-- MATERIAL FOR THIS EXERCISE --
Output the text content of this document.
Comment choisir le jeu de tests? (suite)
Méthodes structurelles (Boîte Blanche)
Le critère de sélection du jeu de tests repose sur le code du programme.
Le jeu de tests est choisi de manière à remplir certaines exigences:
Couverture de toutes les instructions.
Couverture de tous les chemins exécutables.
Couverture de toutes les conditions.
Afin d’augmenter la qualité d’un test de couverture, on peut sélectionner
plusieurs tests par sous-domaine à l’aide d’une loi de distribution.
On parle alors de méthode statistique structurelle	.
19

-- STATED EXERCISE --
Provide an exact reproduction of all the entries shown above.

-- ANSWER BELOW --
Output the text content of this document.
Comment choisir le jeu de tests? (suite)
Méthodes structurelles (Boîte Blanche)
Le critère de sélection du jeu de tests repose sur le code du programme.
Le jeu de tests est choisi de manière à remplir certaines exigences:
Couverture de toutes les instructions.
Couverture de tous les chemins exécutables.
Couverture de toutes les conditions.
Afin d’augmenter la qualité d’un test de couverture, on peut sélectionner
plusieurs tests par sous-domaine à l’aide d’une loi de distribution.
On parle alors de méthode statistique structurelle	.
19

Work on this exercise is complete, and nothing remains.